- Task prompt
Pick every line with "content" from the material below.

---- Records

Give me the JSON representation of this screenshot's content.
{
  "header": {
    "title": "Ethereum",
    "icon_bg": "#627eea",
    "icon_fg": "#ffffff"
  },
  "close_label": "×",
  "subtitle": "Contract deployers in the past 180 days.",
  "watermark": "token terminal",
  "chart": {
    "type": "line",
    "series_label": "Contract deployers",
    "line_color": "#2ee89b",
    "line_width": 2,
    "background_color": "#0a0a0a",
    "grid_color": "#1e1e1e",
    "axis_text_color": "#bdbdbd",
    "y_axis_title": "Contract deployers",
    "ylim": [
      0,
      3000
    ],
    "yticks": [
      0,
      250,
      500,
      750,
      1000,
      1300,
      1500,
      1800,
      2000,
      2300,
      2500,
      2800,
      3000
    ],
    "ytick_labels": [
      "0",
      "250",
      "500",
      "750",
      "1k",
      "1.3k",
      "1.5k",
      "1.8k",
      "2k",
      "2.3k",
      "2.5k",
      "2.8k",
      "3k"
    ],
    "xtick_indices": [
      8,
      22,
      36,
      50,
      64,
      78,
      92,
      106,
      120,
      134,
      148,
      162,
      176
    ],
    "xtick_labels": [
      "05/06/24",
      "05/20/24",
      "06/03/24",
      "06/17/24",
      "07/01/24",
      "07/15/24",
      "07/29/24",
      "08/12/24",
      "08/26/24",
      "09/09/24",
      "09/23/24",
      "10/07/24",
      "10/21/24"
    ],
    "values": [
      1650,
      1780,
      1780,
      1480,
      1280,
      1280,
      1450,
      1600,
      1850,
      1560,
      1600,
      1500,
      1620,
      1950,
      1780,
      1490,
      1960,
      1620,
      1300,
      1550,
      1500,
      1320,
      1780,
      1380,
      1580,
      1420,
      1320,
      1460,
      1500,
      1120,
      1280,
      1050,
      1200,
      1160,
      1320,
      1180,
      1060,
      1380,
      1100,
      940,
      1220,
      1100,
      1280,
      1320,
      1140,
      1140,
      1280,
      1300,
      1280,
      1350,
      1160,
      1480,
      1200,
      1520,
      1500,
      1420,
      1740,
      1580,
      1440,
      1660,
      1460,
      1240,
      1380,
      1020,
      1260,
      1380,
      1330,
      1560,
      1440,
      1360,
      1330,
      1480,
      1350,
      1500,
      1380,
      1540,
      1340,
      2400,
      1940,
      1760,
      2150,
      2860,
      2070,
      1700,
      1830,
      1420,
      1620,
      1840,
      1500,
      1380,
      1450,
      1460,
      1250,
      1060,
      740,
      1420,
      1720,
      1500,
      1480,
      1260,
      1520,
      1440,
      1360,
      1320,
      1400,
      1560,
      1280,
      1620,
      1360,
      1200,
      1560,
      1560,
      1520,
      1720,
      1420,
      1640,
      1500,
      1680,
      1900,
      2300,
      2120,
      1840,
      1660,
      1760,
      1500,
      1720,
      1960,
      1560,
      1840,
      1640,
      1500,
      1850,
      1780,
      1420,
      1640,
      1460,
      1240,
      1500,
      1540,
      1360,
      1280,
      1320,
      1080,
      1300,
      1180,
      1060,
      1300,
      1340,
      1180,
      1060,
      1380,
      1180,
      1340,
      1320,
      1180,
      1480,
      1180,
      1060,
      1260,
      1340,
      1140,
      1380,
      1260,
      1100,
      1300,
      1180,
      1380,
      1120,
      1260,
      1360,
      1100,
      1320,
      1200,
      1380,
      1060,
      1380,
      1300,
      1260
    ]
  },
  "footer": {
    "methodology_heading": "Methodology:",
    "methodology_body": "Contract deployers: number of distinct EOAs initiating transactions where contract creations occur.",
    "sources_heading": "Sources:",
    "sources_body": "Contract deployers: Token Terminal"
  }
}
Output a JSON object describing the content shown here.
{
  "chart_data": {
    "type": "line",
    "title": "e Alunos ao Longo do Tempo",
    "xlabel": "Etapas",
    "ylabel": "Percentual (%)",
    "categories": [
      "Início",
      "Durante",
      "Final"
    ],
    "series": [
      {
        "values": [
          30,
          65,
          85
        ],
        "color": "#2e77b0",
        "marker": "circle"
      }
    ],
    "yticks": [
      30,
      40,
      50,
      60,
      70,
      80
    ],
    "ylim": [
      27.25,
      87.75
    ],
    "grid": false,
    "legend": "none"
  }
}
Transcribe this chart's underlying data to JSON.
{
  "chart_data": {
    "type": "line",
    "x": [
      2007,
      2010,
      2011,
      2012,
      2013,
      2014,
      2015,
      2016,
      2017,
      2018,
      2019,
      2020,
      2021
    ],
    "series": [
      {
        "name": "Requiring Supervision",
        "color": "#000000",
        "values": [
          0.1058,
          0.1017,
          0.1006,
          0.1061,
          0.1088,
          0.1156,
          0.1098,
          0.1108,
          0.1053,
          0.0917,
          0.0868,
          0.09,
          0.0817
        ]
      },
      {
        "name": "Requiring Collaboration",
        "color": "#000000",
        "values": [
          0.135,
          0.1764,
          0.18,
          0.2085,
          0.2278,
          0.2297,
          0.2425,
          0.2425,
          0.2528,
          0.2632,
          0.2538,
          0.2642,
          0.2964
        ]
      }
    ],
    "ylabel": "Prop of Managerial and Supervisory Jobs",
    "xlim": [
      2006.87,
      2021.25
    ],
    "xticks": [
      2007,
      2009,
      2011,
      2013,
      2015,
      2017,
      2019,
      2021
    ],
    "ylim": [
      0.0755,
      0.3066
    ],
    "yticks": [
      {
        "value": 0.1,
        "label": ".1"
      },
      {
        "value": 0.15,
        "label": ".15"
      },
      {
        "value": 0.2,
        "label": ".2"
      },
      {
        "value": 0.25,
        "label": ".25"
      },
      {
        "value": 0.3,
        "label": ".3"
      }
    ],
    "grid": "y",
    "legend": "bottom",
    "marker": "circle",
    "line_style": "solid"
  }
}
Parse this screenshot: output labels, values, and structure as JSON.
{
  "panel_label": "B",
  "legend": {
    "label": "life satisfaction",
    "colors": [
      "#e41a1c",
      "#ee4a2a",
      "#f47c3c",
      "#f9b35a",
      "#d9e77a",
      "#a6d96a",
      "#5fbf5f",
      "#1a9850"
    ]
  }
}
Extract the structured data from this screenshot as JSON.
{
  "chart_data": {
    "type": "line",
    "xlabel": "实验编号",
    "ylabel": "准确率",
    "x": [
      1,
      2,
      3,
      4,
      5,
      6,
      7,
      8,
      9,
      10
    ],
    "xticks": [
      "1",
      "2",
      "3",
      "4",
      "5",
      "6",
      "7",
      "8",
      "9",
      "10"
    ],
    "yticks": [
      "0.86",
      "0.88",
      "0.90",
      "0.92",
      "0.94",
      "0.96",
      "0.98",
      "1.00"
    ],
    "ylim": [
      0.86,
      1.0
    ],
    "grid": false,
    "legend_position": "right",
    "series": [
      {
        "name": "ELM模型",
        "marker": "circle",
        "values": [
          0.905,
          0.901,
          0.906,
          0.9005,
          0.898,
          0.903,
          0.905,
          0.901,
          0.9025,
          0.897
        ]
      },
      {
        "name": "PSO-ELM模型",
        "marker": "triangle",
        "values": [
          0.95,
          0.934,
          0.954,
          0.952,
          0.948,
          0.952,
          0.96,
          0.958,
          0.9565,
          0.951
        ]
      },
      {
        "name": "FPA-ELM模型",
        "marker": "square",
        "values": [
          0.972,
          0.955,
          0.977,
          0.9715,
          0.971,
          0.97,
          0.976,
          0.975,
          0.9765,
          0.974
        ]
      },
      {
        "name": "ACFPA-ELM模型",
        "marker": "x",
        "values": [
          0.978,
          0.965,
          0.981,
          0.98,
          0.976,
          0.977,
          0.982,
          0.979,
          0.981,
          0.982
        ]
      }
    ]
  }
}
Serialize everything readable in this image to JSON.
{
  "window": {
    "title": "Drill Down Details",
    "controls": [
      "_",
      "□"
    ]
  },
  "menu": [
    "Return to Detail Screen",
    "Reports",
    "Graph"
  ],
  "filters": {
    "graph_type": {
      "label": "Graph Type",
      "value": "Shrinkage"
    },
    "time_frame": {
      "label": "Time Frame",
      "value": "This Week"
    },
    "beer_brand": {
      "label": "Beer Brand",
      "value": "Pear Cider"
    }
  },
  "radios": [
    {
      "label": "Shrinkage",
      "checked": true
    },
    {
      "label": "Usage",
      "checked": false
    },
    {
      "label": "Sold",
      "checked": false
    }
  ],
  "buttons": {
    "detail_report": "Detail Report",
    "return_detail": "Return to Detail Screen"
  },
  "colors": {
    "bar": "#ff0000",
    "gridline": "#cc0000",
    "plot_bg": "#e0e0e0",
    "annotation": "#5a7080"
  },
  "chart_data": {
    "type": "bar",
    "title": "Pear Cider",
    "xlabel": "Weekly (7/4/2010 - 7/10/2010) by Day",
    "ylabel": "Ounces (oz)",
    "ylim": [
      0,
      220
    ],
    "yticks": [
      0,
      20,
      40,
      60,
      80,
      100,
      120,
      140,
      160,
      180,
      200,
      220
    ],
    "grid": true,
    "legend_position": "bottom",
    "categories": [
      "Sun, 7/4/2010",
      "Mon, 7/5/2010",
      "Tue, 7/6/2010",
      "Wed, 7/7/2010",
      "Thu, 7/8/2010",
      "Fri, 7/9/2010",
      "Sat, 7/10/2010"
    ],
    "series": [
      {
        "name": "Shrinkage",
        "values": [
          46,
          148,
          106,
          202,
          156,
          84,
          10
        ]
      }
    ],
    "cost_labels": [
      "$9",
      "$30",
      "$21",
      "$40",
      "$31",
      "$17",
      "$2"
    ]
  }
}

--------

- Solution to this exercise
Give me the JSON representation of this screenshot's content.
Output a JSON object describing the content shown here.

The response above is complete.